====== Material to process ======

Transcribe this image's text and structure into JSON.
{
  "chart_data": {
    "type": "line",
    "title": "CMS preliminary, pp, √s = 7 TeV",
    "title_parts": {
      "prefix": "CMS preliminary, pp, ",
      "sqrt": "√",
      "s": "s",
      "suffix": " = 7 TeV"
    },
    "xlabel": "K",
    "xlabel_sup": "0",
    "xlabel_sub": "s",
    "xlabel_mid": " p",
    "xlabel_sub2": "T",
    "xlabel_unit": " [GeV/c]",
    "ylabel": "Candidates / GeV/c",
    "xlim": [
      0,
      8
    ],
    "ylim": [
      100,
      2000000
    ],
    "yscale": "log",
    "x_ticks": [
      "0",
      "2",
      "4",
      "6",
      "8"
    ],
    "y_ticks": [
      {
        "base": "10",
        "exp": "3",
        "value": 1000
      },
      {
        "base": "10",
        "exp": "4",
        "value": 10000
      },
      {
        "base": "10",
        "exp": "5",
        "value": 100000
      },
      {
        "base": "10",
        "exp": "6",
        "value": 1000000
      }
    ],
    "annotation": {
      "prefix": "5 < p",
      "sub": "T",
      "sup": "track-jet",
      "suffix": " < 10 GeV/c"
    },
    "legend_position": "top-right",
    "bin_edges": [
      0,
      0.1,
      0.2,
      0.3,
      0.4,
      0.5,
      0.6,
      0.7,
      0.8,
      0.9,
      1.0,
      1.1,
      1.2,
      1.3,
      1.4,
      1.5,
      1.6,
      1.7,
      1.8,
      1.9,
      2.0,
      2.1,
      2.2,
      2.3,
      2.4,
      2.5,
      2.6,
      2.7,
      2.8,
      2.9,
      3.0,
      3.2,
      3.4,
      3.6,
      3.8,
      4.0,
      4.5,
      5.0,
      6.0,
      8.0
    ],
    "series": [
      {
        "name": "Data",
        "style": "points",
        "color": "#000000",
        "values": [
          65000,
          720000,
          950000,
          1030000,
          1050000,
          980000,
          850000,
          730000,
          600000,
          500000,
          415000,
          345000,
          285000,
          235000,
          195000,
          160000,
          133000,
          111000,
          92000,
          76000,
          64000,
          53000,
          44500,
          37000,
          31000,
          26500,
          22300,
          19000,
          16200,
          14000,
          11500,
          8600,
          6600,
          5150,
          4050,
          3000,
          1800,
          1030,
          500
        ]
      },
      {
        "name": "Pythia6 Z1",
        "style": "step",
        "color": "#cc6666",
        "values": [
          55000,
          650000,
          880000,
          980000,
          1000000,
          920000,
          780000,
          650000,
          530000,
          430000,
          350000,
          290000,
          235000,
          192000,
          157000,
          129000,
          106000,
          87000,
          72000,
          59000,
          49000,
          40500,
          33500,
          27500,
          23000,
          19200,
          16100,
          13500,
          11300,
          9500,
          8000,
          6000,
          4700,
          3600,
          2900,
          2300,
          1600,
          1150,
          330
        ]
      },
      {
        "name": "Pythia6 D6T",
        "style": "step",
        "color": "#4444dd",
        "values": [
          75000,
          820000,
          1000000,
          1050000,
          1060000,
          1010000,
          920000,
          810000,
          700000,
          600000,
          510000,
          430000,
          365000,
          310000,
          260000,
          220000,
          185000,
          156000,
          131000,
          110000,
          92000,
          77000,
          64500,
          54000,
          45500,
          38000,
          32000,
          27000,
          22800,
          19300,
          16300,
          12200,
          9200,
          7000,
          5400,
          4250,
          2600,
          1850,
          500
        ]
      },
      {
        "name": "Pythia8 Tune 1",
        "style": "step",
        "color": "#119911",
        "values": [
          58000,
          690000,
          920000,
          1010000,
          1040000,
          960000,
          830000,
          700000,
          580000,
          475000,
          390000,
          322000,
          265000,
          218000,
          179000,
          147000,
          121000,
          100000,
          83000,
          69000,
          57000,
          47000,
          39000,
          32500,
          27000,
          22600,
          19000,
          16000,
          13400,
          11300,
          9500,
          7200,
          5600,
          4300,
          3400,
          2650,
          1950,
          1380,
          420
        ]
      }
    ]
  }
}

======
====== Material to process ======

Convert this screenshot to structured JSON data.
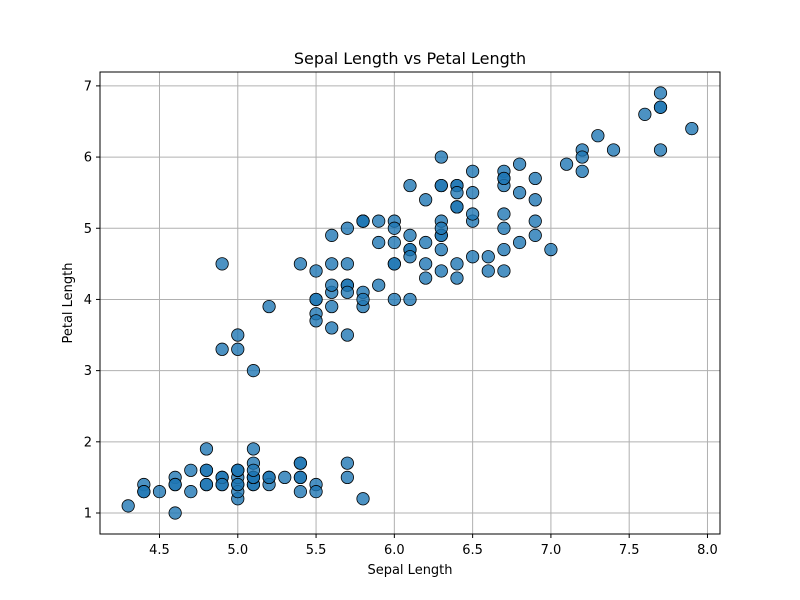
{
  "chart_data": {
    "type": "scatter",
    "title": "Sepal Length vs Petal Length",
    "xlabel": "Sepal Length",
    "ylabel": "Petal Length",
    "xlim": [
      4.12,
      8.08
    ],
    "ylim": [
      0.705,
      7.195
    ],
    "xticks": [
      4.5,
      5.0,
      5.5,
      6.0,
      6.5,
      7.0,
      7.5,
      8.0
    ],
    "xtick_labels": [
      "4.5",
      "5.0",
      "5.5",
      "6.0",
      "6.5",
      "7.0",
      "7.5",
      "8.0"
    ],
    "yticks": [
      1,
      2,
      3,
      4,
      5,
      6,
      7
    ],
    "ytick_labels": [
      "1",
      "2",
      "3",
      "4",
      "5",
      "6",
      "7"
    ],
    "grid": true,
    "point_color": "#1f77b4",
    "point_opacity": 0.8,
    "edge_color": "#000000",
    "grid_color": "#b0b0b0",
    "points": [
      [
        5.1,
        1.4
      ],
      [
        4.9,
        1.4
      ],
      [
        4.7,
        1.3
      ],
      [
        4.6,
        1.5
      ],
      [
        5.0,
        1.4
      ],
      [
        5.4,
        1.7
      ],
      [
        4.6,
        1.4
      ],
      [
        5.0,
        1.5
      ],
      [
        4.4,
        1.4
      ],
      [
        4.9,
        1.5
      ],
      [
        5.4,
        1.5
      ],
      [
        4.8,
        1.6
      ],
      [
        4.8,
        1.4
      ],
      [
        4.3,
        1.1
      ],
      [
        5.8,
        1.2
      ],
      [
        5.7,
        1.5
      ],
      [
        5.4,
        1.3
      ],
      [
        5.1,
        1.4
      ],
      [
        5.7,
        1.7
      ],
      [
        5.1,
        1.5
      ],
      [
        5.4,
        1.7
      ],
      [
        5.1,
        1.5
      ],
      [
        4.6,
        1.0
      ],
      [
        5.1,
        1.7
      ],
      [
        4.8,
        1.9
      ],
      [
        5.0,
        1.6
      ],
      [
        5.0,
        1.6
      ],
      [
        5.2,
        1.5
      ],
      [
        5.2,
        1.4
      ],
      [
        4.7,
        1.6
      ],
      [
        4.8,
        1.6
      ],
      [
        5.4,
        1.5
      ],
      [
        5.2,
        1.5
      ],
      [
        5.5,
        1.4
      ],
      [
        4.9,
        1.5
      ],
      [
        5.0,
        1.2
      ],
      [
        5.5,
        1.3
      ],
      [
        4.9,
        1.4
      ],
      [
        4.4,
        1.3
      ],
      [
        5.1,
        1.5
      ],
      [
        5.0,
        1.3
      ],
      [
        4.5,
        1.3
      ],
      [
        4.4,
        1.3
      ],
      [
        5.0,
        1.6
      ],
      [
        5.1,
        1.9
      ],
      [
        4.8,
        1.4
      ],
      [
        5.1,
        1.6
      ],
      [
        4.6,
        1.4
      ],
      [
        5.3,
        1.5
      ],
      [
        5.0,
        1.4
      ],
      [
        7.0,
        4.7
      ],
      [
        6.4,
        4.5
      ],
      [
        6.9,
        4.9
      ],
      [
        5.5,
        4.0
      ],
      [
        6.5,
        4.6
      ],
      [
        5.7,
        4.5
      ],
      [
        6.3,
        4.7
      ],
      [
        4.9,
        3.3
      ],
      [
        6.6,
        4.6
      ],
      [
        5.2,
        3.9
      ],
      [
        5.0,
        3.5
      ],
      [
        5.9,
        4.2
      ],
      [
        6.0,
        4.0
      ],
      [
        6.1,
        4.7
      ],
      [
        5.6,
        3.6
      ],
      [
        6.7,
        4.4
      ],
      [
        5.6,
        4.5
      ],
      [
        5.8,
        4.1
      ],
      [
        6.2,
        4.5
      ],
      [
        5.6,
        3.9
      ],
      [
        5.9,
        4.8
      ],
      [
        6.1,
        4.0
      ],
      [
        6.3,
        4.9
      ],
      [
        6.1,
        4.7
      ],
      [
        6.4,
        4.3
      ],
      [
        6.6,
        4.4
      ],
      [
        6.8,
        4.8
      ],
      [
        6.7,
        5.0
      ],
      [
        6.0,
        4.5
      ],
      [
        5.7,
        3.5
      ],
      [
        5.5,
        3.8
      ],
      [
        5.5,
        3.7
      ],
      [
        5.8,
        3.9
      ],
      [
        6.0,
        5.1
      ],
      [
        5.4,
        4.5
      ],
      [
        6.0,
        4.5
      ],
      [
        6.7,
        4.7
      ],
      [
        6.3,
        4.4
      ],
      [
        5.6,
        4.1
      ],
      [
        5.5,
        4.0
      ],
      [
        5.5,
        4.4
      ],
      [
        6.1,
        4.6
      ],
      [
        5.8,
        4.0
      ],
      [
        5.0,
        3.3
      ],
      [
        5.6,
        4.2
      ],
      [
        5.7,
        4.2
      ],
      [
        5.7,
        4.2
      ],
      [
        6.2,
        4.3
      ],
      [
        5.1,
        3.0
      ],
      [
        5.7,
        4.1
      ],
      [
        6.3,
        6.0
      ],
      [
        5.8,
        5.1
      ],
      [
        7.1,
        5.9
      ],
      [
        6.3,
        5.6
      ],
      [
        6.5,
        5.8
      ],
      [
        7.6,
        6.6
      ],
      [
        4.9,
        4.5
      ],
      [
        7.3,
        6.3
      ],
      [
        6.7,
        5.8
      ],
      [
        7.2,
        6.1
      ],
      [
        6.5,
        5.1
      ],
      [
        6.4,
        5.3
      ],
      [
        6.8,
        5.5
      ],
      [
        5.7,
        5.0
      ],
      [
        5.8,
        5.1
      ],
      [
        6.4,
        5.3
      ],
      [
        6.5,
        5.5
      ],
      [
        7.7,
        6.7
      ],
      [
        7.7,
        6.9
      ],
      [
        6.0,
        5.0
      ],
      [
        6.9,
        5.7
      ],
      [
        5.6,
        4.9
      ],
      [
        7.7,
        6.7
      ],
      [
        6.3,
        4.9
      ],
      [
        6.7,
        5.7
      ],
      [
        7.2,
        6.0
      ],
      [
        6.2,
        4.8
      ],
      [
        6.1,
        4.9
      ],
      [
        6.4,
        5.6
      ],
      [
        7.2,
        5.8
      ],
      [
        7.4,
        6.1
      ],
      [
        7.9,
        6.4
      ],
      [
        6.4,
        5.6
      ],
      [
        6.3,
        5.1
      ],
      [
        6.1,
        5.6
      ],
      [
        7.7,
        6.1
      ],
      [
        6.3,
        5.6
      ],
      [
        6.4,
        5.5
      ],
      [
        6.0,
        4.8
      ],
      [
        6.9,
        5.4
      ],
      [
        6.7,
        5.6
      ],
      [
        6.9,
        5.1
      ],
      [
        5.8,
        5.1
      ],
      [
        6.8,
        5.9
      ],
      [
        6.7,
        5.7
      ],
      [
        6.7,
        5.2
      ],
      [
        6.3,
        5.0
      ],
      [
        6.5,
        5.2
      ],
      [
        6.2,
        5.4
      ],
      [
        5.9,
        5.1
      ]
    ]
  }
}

======

## Work instructions
Copy and report every line where the word "prefix" is present.

## Task result
      "prefix": "CMS preliminary, pp, ",
      "prefix": "5 < p",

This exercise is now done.